For the copy, please give all of the data again exactly and leave the pictures out.
— START OF Entries shown —
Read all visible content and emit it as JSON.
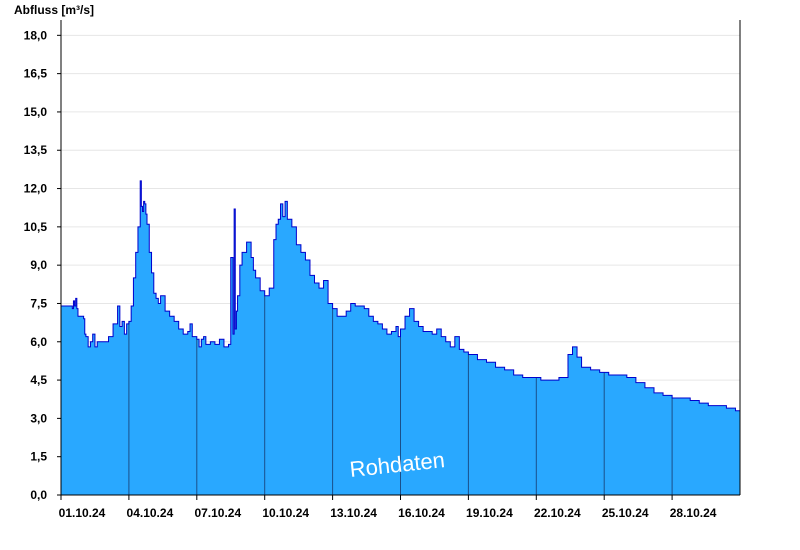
{
  "chart_data": {
    "type": "area",
    "title": "",
    "ylabel": "Abfluss [m³/s]",
    "xlabel": "",
    "ylim": [
      0,
      18.6
    ],
    "xlim": [
      0,
      30
    ],
    "grid": "horizontal",
    "yticks": [
      0.0,
      1.5,
      3.0,
      4.5,
      6.0,
      7.5,
      9.0,
      10.5,
      12.0,
      13.5,
      15.0,
      16.5,
      18.0
    ],
    "ytick_labels": [
      "0,0",
      "1,5",
      "3,0",
      "4,5",
      "6,0",
      "7,5",
      "9,0",
      "10,5",
      "12,0",
      "13,5",
      "15,0",
      "16,5",
      "18,0"
    ],
    "xticks": [
      0,
      3,
      6,
      9,
      12,
      15,
      18,
      21,
      24,
      27
    ],
    "xtick_labels": [
      "01.10.24",
      "04.10.24",
      "07.10.24",
      "10.10.24",
      "13.10.24",
      "16.10.24",
      "19.10.24",
      "22.10.24",
      "25.10.24",
      "28.10.24"
    ],
    "annotation": "Rohdaten",
    "colors": {
      "fill": "#29a8ff",
      "line": "#0000cc",
      "day_lines": "#1a4f8a"
    },
    "series": [
      {
        "x": [
          0,
          0.5,
          0.55,
          0.6,
          0.65,
          0.7,
          0.75,
          1.0,
          1.05,
          1.1,
          1.2,
          1.3,
          1.4,
          1.5,
          1.6,
          1.7,
          1.8,
          2.0,
          2.1,
          2.3,
          2.4,
          2.5,
          2.6,
          2.7,
          2.8,
          2.9,
          3.0,
          3.1,
          3.2,
          3.3,
          3.4,
          3.5,
          3.55,
          3.6,
          3.65,
          3.7,
          3.75,
          3.8,
          3.9,
          4.0,
          4.1,
          4.2,
          4.3,
          4.4,
          4.6,
          4.8,
          5.0,
          5.2,
          5.4,
          5.6,
          5.7,
          5.8,
          6.0,
          6.1,
          6.2,
          6.3,
          6.4,
          6.6,
          6.8,
          7.0,
          7.2,
          7.4,
          7.5,
          7.6,
          7.65,
          7.7,
          7.75,
          7.8,
          7.9,
          8.0,
          8.2,
          8.4,
          8.5,
          8.6,
          8.8,
          9.0,
          9.2,
          9.4,
          9.5,
          9.6,
          9.7,
          9.8,
          9.9,
          10.0,
          10.2,
          10.4,
          10.6,
          10.8,
          11.0,
          11.2,
          11.4,
          11.6,
          11.8,
          12.0,
          12.2,
          12.4,
          12.6,
          12.8,
          13.0,
          13.2,
          13.4,
          13.6,
          13.8,
          14.0,
          14.2,
          14.4,
          14.6,
          14.8,
          14.9,
          15.0,
          15.2,
          15.4,
          15.6,
          15.8,
          16.0,
          16.2,
          16.4,
          16.6,
          16.8,
          17.0,
          17.2,
          17.4,
          17.6,
          17.8,
          18.0,
          18.4,
          18.8,
          19.2,
          19.6,
          20.0,
          20.4,
          20.8,
          21.2,
          21.6,
          22.0,
          22.4,
          22.6,
          22.8,
          23.0,
          23.4,
          23.8,
          24.2,
          24.6,
          25.0,
          25.4,
          25.8,
          26.2,
          26.6,
          27.0,
          27.4,
          27.8,
          28.2,
          28.6,
          29.0,
          29.4,
          29.8,
          30.0
        ],
        "y": [
          7.4,
          7.3,
          7.6,
          7.4,
          7.7,
          7.3,
          7.0,
          6.9,
          6.3,
          6.2,
          5.8,
          6.0,
          6.3,
          5.8,
          6.0,
          6.0,
          6.0,
          6.0,
          6.2,
          6.7,
          6.7,
          7.4,
          6.6,
          6.8,
          6.3,
          6.7,
          6.8,
          7.4,
          8.5,
          9.5,
          10.5,
          12.3,
          11.3,
          11.1,
          11.5,
          11.4,
          11.0,
          10.6,
          9.5,
          8.7,
          7.9,
          7.7,
          7.5,
          7.8,
          7.2,
          7.0,
          6.8,
          6.5,
          6.3,
          6.4,
          6.7,
          6.2,
          6.1,
          5.8,
          6.1,
          6.2,
          5.9,
          6.0,
          5.9,
          6.1,
          5.8,
          5.9,
          9.3,
          6.3,
          11.2,
          6.5,
          7.2,
          7.8,
          9.0,
          9.5,
          9.9,
          9.3,
          8.8,
          8.5,
          8.0,
          7.8,
          8.1,
          10.0,
          10.6,
          10.8,
          11.4,
          10.9,
          11.5,
          10.8,
          10.5,
          9.8,
          9.5,
          9.2,
          8.6,
          8.3,
          8.1,
          8.4,
          7.5,
          7.3,
          7.0,
          7.0,
          7.2,
          7.5,
          7.4,
          7.4,
          7.3,
          7.0,
          6.8,
          6.7,
          6.5,
          6.3,
          6.4,
          6.6,
          6.2,
          6.5,
          7.0,
          7.3,
          6.8,
          6.6,
          6.4,
          6.4,
          6.3,
          6.5,
          6.2,
          6.0,
          5.8,
          6.2,
          5.7,
          5.6,
          5.5,
          5.3,
          5.2,
          5.0,
          4.9,
          4.7,
          4.6,
          4.6,
          4.5,
          4.5,
          4.6,
          5.5,
          5.8,
          5.4,
          5.0,
          4.9,
          4.8,
          4.7,
          4.7,
          4.6,
          4.4,
          4.2,
          4.0,
          3.9,
          3.8,
          3.8,
          3.7,
          3.6,
          3.5,
          3.5,
          3.4,
          3.3,
          3.2
        ]
      }
    ]
  }
}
— END OF Entries shown —
» **Task result**:
Read all visible content and emit it as JSON.
{
  "chart_data": {
    "type": "area",
    "title": "",
    "ylabel": "Abfluss [m³/s]",
    "xlabel": "",
    "ylim": [
      0,
      18.6
    ],
    "xlim": [
      0,
      30
    ],
    "grid": "horizontal",
    "yticks": [
      0.0,
      1.5,
      3.0,
      4.5,
      6.0,
      7.5,
      9.0,
      10.5,
      12.0,
      13.5,
      15.0,
      16.5,
      18.0
    ],
    "ytick_labels": [
      "0,0",
      "1,5",
      "3,0",
      "4,5",
      "6,0",
      "7,5",
      "9,0",
      "10,5",
      "12,0",
      "13,5",
      "15,0",
      "16,5",
      "18,0"
    ],
    "xticks": [
      0,
      3,
      6,
      9,
      12,
      15,
      18,
      21,
      24,
      27
    ],
    "xtick_labels": [
      "01.10.24",
      "04.10.24",
      "07.10.24",
      "10.10.24",
      "13.10.24",
      "16.10.24",
      "19.10.24",
      "22.10.24",
      "25.10.24",
      "28.10.24"
    ],
    "annotation": "Rohdaten",
    "colors": {
      "fill": "#29a8ff",
      "line": "#0000cc",
      "day_lines": "#1a4f8a"
    },
    "series": [
      {
        "x": [
          0,
          0.5,
          0.55,
          0.6,
          0.65,
          0.7,
          0.75,
          1.0,
          1.05,
          1.1,
          1.2,
          1.3,
          1.4,
          1.5,
          1.6,
          1.7,
          1.8,
          2.0,
          2.1,
          2.3,
          2.4,
          2.5,
          2.6,
          2.7,
          2.8,
          2.9,
          3.0,
          3.1,
          3.2,
          3.3,
          3.4,
          3.5,
          3.55,
          3.6,
          3.65,
          3.7,
          3.75,
          3.8,
          3.9,
          4.0,
          4.1,
          4.2,
          4.3,
          4.4,
          4.6,
          4.8,
          5.0,
          5.2,
          5.4,
          5.6,
          5.7,
          5.8,
          6.0,
          6.1,
          6.2,
          6.3,
          6.4,
          6.6,
          6.8,
          7.0,
          7.2,
          7.4,
          7.5,
          7.6,
          7.65,
          7.7,
          7.75,
          7.8,
          7.9,
          8.0,
          8.2,
          8.4,
          8.5,
          8.6,
          8.8,
          9.0,
          9.2,
          9.4,
          9.5,
          9.6,
          9.7,
          9.8,
          9.9,
          10.0,
          10.2,
          10.4,
          10.6,
          10.8,
          11.0,
          11.2,
          11.4,
          11.6,
          11.8,
          12.0,
          12.2,
          12.4,
          12.6,
          12.8,
          13.0,
          13.2,
          13.4,
          13.6,
          13.8,
          14.0,
          14.2,
          14.4,
          14.6,
          14.8,
          14.9,
          15.0,
          15.2,
          15.4,
          15.6,
          15.8,
          16.0,
          16.2,
          16.4,
          16.6,
          16.8,
          17.0,
          17.2,
          17.4,
          17.6,
          17.8,
          18.0,
          18.4,
          18.8,
          19.2,
          19.6,
          20.0,
          20.4,
          20.8,
          21.2,
          21.6,
          22.0,
          22.4,
          22.6,
          22.8,
          23.0,
          23.4,
          23.8,
          24.2,
          24.6,
          25.0,
          25.4,
          25.8,
          26.2,
          26.6,
          27.0,
          27.4,
          27.8,
          28.2,
          28.6,
          29.0,
          29.4,
          29.8,
          30.0
        ],
        "y": [
          7.4,
          7.3,
          7.6,
          7.4,
          7.7,
          7.3,
          7.0,
          6.9,
          6.3,
          6.2,
          5.8,
          6.0,
          6.3,
          5.8,
          6.0,
          6.0,
          6.0,
          6.0,
          6.2,
          6.7,
          6.7,
          7.4,
          6.6,
          6.8,
          6.3,
          6.7,
          6.8,
          7.4,
          8.5,
          9.5,
          10.5,
          12.3,
          11.3,
          11.1,
          11.5,
          11.4,
          11.0,
          10.6,
          9.5,
          8.7,
          7.9,
          7.7,
          7.5,
          7.8,
          7.2,
          7.0,
          6.8,
          6.5,
          6.3,
          6.4,
          6.7,
          6.2,
          6.1,
          5.8,
          6.1,
          6.2,
          5.9,
          6.0,
          5.9,
          6.1,
          5.8,
          5.9,
          9.3,
          6.3,
          11.2,
          6.5,
          7.2,
          7.8,
          9.0,
          9.5,
          9.9,
          9.3,
          8.8,
          8.5,
          8.0,
          7.8,
          8.1,
          10.0,
          10.6,
          10.8,
          11.4,
          10.9,
          11.5,
          10.8,
          10.5,
          9.8,
          9.5,
          9.2,
          8.6,
          8.3,
          8.1,
          8.4,
          7.5,
          7.3,
          7.0,
          7.0,
          7.2,
          7.5,
          7.4,
          7.4,
          7.3,
          7.0,
          6.8,
          6.7,
          6.5,
          6.3,
          6.4,
          6.6,
          6.2,
          6.5,
          7.0,
          7.3,
          6.8,
          6.6,
          6.4,
          6.4,
          6.3,
          6.5,
          6.2,
          6.0,
          5.8,
          6.2,
          5.7,
          5.6,
          5.5,
          5.3,
          5.2,
          5.0,
          4.9,
          4.7,
          4.6,
          4.6,
          4.5,
          4.5,
          4.6,
          5.5,
          5.8,
          5.4,
          5.0,
          4.9,
          4.8,
          4.7,
          4.7,
          4.6,
          4.4,
          4.2,
          4.0,
          3.9,
          3.8,
          3.8,
          3.7,
          3.6,
          3.5,
          3.5,
          3.4,
          3.3,
          3.2
        ]
      }
    ]
  }
}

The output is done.